Exercise goal:
Your task is to reproduce the material exactly.

Source records:
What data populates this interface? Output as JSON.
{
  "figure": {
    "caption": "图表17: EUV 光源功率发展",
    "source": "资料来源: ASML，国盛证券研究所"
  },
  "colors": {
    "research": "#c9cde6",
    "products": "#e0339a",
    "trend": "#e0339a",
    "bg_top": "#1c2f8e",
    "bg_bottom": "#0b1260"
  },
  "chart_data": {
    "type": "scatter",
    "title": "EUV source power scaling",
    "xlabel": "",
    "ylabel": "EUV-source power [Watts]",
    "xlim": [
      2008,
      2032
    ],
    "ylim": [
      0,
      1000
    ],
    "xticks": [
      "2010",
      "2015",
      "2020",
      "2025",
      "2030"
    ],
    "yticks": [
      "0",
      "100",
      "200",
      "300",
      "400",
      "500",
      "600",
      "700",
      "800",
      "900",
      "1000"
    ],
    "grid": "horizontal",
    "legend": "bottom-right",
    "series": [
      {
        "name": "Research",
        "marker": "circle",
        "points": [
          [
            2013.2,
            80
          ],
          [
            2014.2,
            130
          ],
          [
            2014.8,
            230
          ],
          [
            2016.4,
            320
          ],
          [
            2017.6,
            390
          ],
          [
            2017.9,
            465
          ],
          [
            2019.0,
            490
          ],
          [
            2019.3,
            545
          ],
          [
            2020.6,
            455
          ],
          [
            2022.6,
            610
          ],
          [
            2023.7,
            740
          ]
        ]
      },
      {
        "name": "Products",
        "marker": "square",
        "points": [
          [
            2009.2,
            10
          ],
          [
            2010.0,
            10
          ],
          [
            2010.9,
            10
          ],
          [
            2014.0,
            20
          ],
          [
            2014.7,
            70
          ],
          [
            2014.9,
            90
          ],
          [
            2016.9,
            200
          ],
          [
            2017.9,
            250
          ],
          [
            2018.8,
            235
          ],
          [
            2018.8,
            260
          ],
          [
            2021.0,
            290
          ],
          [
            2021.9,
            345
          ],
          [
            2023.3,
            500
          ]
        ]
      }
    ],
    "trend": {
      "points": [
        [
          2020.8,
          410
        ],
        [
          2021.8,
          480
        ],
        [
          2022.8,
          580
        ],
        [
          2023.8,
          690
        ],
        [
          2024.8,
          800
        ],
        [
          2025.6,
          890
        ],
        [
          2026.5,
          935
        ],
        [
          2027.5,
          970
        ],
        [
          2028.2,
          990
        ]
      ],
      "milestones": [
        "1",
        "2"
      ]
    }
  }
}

Response:
What data populates this interface? Output as JSON.
{
  "figure": {
    "caption": "图表17: EUV 光源功率发展",
    "source": "资料来源: ASML，国盛证券研究所"
  },
  "colors": {
    "research": "#c9cde6",
    "products": "#e0339a",
    "trend": "#e0339a",
    "bg_top": "#1c2f8e",
    "bg_bottom": "#0b1260"
  },
  "chart_data": {
    "type": "scatter",
    "title": "EUV source power scaling",
    "xlabel": "",
    "ylabel": "EUV-source power [Watts]",
    "xlim": [
      2008,
      2032
    ],
    "ylim": [
      0,
      1000
    ],
    "xticks": [
      "2010",
      "2015",
      "2020",
      "2025",
      "2030"
    ],
    "yticks": [
      "0",
      "100",
      "200",
      "300",
      "400",
      "500",
      "600",
      "700",
      "800",
      "900",
      "1000"
    ],
    "grid": "horizontal",
    "legend": "bottom-right",
    "series": [
      {
        "name": "Research",
        "marker": "circle",
        "points": [
          [
            2013.2,
            80
          ],
          [
            2014.2,
            130
          ],
          [
            2014.8,
            230
          ],
          [
            2016.4,
            320
          ],
          [
            2017.6,
            390
          ],
          [
            2017.9,
            465
          ],
          [
            2019.0,
            490
          ],
          [
            2019.3,
            545
          ],
          [
            2020.6,
            455
          ],
          [
            2022.6,
            610
          ],
          [
            2023.7,
            740
          ]
        ]
      },
      {
        "name": "Products",
        "marker": "square",
        "points": [
          [
            2009.2,
            10
          ],
          [
            2010.0,
            10
          ],
          [
            2010.9,
            10
          ],
          [
            2014.0,
            20
          ],
          [
            2014.7,
            70
          ],
          [
            2014.9,
            90
          ],
          [
            2016.9,
            200
          ],
          [
            2017.9,
            250
          ],
          [
            2018.8,
            235
          ],
          [
            2018.8,
            260
          ],
          [
            2021.0,
            290
          ],
          [
            2021.9,
            345
          ],
          [
            2023.3,
            500
          ]
        ]
      }
    ],
    "trend": {
      "points": [
        [
          2020.8,
          410
        ],
        [
          2021.8,
          480
        ],
        [
          2022.8,
          580
        ],
        [
          2023.8,
          690
        ],
        [
          2024.8,
          800
        ],
        [
          2025.6,
          890
        ],
        [
          2026.5,
          935
        ],
        [
          2027.5,
          970
        ],
        [
          2028.2,
          990
        ]
      ],
      "milestones": [
        "1",
        "2"
      ]
    }
  }
}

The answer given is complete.